Problem to solve: Each line below either holds the string "brake" or doesn't. Count those that do and give only the number.
────────────────────────────────────────
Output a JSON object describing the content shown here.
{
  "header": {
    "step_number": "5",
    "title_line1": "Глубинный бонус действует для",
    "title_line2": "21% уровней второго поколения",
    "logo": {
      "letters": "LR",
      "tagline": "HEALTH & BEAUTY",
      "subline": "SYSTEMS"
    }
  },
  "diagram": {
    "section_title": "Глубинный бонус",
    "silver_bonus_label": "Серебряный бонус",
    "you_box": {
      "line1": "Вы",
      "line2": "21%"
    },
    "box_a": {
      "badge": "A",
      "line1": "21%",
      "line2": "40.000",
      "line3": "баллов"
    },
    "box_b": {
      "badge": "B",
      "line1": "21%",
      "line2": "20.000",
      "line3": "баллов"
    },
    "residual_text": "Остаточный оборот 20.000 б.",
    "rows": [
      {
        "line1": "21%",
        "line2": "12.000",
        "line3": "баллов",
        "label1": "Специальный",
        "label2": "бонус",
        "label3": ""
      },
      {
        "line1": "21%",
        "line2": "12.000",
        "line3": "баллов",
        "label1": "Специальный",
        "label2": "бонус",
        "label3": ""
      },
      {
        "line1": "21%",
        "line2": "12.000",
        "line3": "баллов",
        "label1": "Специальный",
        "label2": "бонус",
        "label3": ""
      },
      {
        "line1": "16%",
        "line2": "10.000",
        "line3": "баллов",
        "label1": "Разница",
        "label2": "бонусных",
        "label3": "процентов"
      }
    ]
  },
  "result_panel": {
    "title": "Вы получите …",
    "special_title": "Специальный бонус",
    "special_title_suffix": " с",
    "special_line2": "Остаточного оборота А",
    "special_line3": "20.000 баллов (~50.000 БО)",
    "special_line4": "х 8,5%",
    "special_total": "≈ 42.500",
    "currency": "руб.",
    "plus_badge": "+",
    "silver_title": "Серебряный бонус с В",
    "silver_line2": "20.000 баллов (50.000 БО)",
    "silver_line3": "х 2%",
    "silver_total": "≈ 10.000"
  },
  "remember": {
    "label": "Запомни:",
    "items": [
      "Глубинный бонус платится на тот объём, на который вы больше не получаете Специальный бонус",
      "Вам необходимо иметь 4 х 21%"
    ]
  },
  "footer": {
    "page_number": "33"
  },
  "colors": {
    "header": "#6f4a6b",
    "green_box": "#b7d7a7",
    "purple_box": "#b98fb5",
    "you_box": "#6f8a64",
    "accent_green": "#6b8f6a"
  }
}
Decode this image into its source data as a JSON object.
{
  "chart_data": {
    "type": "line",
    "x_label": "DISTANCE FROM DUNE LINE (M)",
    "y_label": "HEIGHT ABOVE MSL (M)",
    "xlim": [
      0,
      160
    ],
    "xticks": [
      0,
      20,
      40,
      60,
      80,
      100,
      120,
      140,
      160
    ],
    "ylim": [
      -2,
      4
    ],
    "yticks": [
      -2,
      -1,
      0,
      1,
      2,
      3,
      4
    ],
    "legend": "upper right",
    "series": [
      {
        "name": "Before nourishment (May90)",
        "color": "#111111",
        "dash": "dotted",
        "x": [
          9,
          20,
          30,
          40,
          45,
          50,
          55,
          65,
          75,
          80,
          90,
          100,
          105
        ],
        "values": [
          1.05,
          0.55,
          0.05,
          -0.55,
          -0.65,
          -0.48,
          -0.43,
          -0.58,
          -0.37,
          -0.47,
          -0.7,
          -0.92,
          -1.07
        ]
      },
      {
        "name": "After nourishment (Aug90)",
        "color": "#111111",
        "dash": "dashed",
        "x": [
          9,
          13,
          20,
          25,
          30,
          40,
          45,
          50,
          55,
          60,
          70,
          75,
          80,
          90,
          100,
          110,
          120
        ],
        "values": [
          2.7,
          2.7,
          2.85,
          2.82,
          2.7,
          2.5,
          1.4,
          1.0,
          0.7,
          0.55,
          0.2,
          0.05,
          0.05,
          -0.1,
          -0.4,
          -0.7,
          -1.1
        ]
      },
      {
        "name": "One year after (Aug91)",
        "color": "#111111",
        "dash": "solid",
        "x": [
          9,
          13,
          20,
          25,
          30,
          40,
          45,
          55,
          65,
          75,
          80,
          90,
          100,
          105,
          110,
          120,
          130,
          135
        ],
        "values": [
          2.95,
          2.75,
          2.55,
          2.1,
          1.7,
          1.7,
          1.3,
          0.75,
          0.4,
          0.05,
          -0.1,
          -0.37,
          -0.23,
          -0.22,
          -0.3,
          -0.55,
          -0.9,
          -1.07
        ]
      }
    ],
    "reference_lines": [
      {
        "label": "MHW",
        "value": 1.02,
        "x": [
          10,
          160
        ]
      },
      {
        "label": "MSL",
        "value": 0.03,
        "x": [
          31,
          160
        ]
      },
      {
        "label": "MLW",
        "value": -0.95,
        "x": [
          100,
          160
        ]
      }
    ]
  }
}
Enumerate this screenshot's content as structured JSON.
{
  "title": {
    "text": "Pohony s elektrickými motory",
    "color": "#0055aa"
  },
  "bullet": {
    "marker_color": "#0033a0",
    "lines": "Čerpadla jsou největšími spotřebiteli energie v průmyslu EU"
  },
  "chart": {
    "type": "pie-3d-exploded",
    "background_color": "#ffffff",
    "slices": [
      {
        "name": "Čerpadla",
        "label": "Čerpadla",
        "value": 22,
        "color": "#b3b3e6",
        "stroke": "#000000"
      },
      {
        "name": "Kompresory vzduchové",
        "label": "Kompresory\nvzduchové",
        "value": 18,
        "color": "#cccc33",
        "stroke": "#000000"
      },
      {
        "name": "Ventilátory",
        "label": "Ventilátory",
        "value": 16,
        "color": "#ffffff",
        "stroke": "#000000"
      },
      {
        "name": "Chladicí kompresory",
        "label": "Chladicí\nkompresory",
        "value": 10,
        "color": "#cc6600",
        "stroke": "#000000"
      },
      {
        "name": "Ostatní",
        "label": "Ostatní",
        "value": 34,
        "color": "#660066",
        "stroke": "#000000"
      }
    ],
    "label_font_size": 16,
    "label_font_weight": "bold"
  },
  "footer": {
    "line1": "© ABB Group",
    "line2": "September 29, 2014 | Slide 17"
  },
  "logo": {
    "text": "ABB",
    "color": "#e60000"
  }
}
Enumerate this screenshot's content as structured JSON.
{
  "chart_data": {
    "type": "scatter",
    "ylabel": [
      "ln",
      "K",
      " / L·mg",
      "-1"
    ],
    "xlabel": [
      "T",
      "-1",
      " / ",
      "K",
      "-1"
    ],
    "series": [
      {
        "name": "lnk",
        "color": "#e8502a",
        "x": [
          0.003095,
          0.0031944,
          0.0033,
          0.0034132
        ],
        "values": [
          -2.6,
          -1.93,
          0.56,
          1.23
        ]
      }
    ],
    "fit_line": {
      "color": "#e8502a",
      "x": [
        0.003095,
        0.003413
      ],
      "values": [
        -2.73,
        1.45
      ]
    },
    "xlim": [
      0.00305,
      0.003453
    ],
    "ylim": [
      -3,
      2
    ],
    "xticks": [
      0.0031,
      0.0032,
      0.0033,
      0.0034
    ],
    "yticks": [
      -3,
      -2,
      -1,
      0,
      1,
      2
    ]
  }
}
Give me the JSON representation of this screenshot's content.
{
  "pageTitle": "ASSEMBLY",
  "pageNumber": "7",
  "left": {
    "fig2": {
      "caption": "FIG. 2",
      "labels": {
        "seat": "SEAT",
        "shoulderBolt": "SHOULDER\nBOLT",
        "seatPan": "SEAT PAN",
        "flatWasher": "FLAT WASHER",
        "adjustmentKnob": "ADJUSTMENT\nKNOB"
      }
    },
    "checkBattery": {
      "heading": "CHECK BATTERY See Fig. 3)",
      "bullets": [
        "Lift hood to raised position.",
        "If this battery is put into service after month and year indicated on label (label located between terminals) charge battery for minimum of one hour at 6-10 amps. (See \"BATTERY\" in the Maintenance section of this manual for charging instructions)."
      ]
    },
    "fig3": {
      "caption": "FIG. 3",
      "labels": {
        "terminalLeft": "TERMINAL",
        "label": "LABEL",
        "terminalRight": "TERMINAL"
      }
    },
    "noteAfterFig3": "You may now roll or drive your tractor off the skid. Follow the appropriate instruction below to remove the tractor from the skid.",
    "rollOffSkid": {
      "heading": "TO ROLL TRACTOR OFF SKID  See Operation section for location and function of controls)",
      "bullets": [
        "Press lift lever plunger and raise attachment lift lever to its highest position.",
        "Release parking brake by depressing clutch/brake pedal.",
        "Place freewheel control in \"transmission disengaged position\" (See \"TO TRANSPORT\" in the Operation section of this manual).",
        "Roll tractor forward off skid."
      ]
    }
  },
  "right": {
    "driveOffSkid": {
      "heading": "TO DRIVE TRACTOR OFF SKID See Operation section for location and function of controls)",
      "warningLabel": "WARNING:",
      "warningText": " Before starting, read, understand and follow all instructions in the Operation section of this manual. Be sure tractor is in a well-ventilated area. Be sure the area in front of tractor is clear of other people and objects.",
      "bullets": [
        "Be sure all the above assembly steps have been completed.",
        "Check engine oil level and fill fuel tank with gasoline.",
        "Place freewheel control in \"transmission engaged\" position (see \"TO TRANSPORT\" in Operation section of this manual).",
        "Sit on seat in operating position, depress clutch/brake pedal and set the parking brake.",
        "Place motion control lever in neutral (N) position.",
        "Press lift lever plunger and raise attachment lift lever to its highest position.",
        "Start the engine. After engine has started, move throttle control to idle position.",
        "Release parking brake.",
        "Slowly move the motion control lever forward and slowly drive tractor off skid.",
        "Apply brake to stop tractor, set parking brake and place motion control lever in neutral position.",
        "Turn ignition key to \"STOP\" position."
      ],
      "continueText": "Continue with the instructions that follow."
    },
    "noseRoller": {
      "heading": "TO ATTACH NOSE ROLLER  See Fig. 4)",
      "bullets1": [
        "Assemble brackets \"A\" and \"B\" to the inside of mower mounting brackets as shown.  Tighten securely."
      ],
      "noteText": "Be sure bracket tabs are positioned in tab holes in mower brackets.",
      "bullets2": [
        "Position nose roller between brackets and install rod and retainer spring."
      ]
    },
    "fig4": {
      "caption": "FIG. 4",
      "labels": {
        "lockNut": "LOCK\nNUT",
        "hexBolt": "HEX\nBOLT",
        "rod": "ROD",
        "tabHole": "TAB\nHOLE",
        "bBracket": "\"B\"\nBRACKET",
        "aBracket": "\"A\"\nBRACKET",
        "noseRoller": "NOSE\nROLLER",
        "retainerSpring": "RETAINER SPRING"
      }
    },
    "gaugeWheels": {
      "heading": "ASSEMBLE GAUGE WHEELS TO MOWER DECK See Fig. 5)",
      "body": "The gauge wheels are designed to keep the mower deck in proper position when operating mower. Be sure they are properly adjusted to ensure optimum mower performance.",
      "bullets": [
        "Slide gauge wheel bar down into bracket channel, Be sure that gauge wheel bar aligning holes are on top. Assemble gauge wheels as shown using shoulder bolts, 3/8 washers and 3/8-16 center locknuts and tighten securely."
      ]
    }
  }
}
────────────────────────────────────────
Final answer: 4